begin GIVEN PASSAGE

The College Algebra Video Tutor series consists of 8 videos containing approximately 14 hours of video instruction. Topics include factoring, rational expressions, radicals, rational exponents, complex numbers, linear equations and inequalities and applications, solving quadratic equations, absolute value equations and inequalities, polynomial and rational inequalities, circles, functions and graph sketching, rational root theorem, graphing rational functions, exponential and logarithmic functions, induction, and the Binomial Theorem.
Video 1 - Factoring, Radical Expressions, Rational Exponents
This segment covers factoring in general for polynomials of several variables, reviewing the techniques for binomials, trinomials and factoring by grouping for polynomials with more than three terms. Also covered are examples where unknowns appear as exponents.
- Operations on Rational Expressions.
This segment reviews addition, subtraction, multiplication, and division of rational expressions at the college algebra or precalculus level of difficulty.
This segment reviews the properties of radicals and covers the simplification of algebraic expressions in several variables with radicals. Rationalizing denominators is also covered.
This segment reviews the laws of exponents and covers simplification of algebraic expressions involving rational number exponents as well as factoring with negative and rational exponents.
Video 2 - Complex Numbers, Word Problems, Linear Equations.
This segment covers addition, subtraction, multiplication, conjugation, and division of complex numbers and their use in solution of quadratic equations.
- Solving Linear Equations.
This segment reviews strategies for solving linear equations of college algebra or precalculus level of difficulty which can be rearranged to linear form.
This segment covers word problems of college algebra or precalculus level of difficulty including problems of mixtures, speed, distance and time, and interest rates.
- Solving Quadratic Equations.
This segment covers solution of equations which can be rearranged to quadratic form. The methods of solution by factoring, by completing the square, and by quadratic formula are all covered.
Video 3 - Inequalities, Absolute Value Equations, Polynomial
This segment covers equations in general, some involving radicals which can be rearranged to linear or quadratic form. Only real roots are considered for this segment.
This segment covers inequalities in one variable including examples with factored polynomials, with rational expressions, as well as compound inequalities.
- Absolute Value Inequalities.
This segment reviews the definition and properties of absolute value and absolute value inequalities as well as solution of absolute value inequalities.
- Polynomial and Rational Inequalities.
This segment covers polynomial and rational inequalities in general in one variable. The examples covered are at the college algebra or precalculus level of difficulty.
Video 4 - Circles, Equations of Straight Lines, Functions
- Circles, The Midpoint Formula, and The Distance Formula.
This segment covers analytic geometry problems involving distances between pairs of points, midpoints, and determination of radius and center for quadratic equations of two variables which describe circles.
- Equations of Straight Lines.
This segment covers slope, its meaning, as well as methods for calculation. Perpendicular and parallel lines, point-slope form for equations of lines, and general form for linear equations in two variables are covered.

end GIVEN PASSAGE
begin DATA ENTRIES

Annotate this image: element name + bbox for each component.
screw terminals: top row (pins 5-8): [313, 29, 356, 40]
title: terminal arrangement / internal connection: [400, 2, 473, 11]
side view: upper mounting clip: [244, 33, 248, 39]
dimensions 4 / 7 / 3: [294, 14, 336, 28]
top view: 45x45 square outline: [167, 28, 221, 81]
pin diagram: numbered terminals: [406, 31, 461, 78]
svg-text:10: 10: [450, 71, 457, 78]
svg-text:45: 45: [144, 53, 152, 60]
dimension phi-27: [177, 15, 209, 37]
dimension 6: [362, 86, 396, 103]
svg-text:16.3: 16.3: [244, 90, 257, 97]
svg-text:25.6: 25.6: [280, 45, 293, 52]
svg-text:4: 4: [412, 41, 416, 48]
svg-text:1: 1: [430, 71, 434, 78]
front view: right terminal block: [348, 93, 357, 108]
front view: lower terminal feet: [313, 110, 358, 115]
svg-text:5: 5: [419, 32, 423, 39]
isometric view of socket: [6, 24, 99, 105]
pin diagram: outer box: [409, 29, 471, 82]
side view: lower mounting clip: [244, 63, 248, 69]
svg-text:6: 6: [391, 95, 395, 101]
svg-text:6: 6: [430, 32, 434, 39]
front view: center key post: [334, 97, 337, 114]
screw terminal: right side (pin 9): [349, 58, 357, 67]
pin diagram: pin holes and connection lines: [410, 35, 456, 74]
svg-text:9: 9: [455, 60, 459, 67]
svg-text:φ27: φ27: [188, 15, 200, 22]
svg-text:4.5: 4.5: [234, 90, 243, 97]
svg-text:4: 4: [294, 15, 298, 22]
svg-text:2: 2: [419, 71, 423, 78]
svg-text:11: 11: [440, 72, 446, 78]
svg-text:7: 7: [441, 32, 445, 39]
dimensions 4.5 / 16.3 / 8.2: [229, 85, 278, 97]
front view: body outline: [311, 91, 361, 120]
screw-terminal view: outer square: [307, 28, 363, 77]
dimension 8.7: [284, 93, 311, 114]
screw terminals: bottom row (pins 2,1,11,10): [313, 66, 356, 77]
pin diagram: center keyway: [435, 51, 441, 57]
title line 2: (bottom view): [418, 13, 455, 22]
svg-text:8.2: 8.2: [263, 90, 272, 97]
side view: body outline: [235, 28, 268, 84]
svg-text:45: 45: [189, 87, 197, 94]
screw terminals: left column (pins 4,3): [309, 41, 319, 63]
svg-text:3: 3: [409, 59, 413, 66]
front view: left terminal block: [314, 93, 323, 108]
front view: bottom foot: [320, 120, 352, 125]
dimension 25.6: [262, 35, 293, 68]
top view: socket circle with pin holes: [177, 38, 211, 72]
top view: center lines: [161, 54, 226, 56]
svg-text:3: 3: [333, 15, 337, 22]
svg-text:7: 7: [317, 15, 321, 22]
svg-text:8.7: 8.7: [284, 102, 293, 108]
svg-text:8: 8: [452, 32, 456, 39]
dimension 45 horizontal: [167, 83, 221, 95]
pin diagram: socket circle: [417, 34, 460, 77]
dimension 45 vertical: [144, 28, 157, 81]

end DATA ENTRIES

**REQUIRED ACTIONS**
a - According to the college algebra video description, about how many hours of instruction do the 8 videos hold in total?
b - Pick up the college algebra video description right after its last sentence and keep writing in the same style.
The listing has nothing to do with the college algebra video description.

**OUTPUTS FOR THE TASKS**
a - Approximately 14 hours.

b -
This segment covers the mathematical definition of the word "function", the function notation, computation of values of given functions, problems of finding domains for functions specified by algebraic expressions, as well as the difference quotient.
This segment covers elementary graphing techniques for functions including definitions of even, odd, increasing, and decreasing functions.
Video 5- Graphs, Functions, Inverse & Quadratic Functions.
- Shifting and Reflecting Graphs.
This segment covers methods for vertical and/or horizontal shifting so as to reduce graphing problems for functions to simpler forms. Examples involving absolute value, radicals, and quadratic and cubic functions are included.
This segment covers This segment covers addition, subtraction, multiplication, division and composition of functions.
This segment covers the definition of mutually inverse functions, one-to-oneness, problems of showing given pairs of functions to be mutually inverse, the horizontal line test for one-to-oneness and problems of finding inverses for given functions.
This segment covers general quadratic functions and their graphs as well as methods for finding the vertex, horizontal and vertical intercepts, and axis of symmetry.
Video 6- Polynomial Functions, Rational Root Theorem.
This segment covers graphing and finding horizontal and vertical intercepts for general polynomial functions.
- Division of Polynomials, the Remainder Theorem and the Factor Theorem.
This segment covers long division for polynomials, synthetic division, the use of the remainder theorem for calculating function values by synthetic division, and the use of the factor theorem for finding roots of polynomials.
This segment covers the use of the rational root theorem for factorization of polynomials.
- Vertical and Horizontal Asymptotes.
This segment covers methods of finding vertical, horizontal, and oblique asymptotic lines to graphs of rational functions.
Video 7- Rational Functions, Exponential Functions, Logs
- Graphing Rational Functions.
This segment covers the graphing of rational functions using techniques of shifting and reflecting, as well as intercepts and asymptotes.
- Exponential Functions and Their Graphs.
This segment covers exponential functions, the number e, continuously compounded interest, growth and decay problems, as well as problems of graphing exponential functions.
- Logarithms and Their Properties.
This segment covers the definition of logarithmic functions as inverse to exponential functions, properties of logarithms, and computations involving logarithms as well as logarithmic equations.
- Logarithmic functions and Their Graphs.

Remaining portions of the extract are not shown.